Records from a data source =
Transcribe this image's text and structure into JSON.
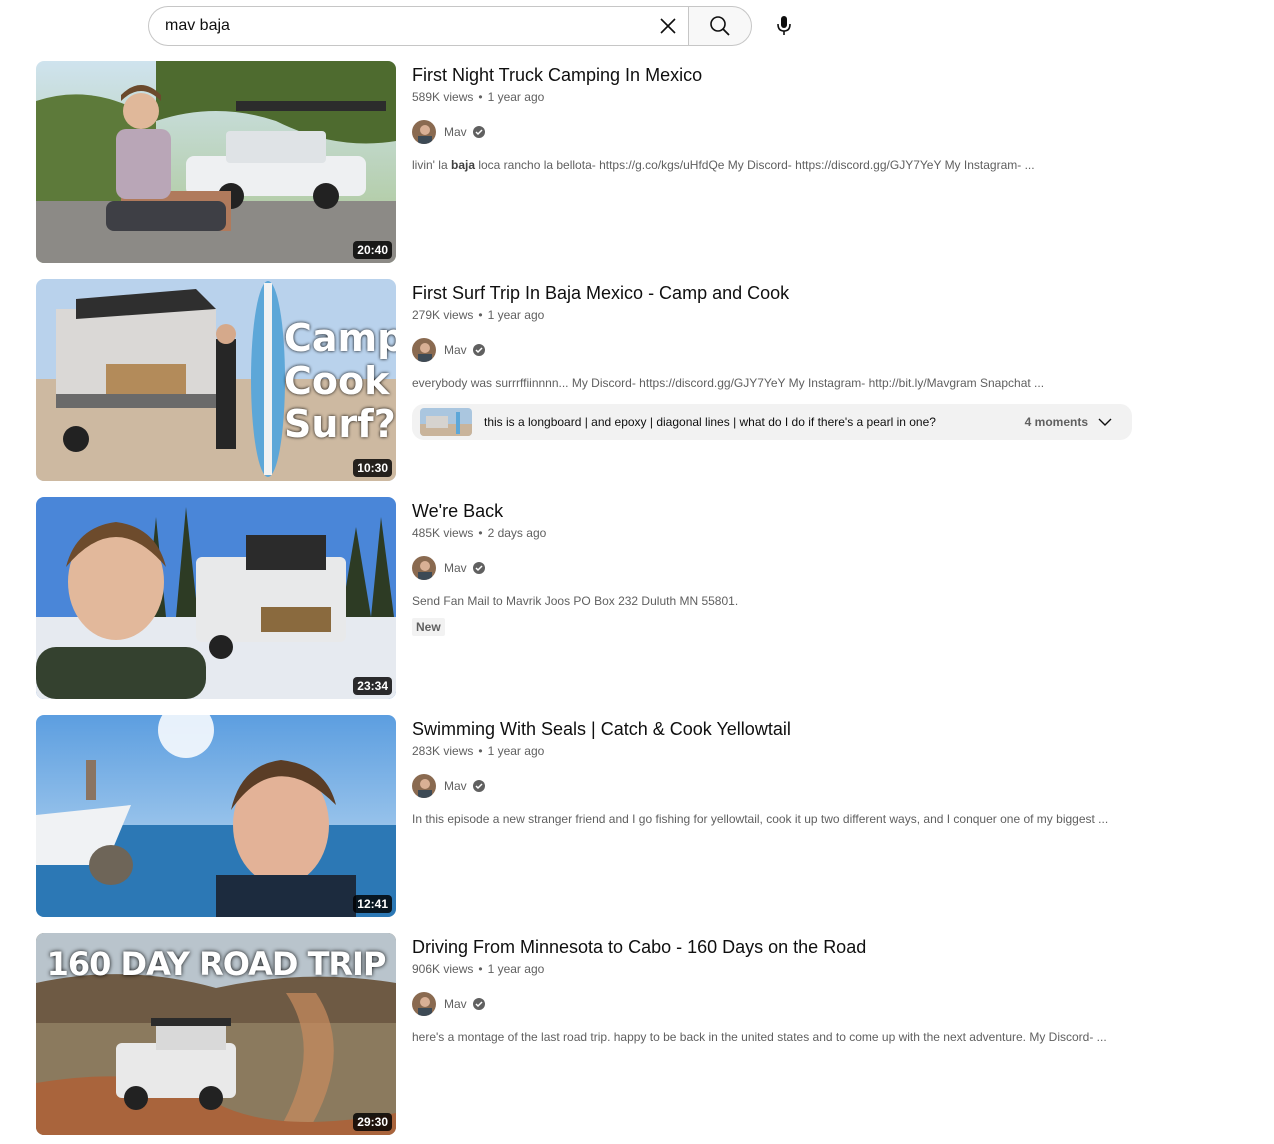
{
  "search": {
    "query": "mav baja",
    "clear_icon": "close-icon",
    "search_icon": "search-icon",
    "mic_icon": "microphone-icon"
  },
  "results": [
    {
      "title": "First Night Truck Camping In Mexico",
      "views": "589K views",
      "age": "1 year ago",
      "channel": "Mav",
      "description_pre": "livin' la ",
      "description_bold": "baja",
      "description_post": " loca rancho la bellota- https://g.co/kgs/uHfdQe My Discord- https://discord.gg/GJY7YeY My Instagram- ...",
      "duration": "20:40"
    },
    {
      "title": "First Surf Trip In Baja Mexico - Camp and Cook",
      "views": "279K views",
      "age": "1 year ago",
      "channel": "Mav",
      "description": "everybody was surrrffiinnnn... My Discord- https://discord.gg/GJY7YeY My Instagram- http://bit.ly/Mavgram Snapchat ...",
      "duration": "10:30",
      "thumb_text": [
        "Camp",
        "Cook",
        "Surf?"
      ],
      "moments": {
        "text": "this is a longboard | and epoxy | diagonal lines | what do I do if there's a pearl in one?",
        "count": "4 moments"
      }
    },
    {
      "title": "We're Back",
      "views": "485K views",
      "age": "2 days ago",
      "channel": "Mav",
      "description": "Send Fan Mail to Mavrik Joos PO Box 232 Duluth MN 55801.",
      "badge": "New",
      "duration": "23:34"
    },
    {
      "title": "Swimming With Seals | Catch & Cook Yellowtail",
      "views": "283K views",
      "age": "1 year ago",
      "channel": "Mav",
      "description": "In this episode a new stranger friend and I go fishing for yellowtail, cook it up two different ways, and I conquer one of my biggest ...",
      "duration": "12:41"
    },
    {
      "title": "Driving From Minnesota to Cabo - 160 Days on the Road",
      "views": "906K views",
      "age": "1 year ago",
      "channel": "Mav",
      "description": "here's a montage of the last road trip. happy to be back in the united states and to come up with the next adventure. My Discord- ...",
      "duration": "29:30",
      "thumb_text": "160 DAY ROAD TRIP"
    }
  ]
}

WHAT TO PRODUCE = From the listing above, copy every line that holds the string "views".

EXERCISE ANSWER =
      "views": "589K views",
      "views": "279K views",
      "views": "485K views",
      "views": "283K views",
      "views": "906K views",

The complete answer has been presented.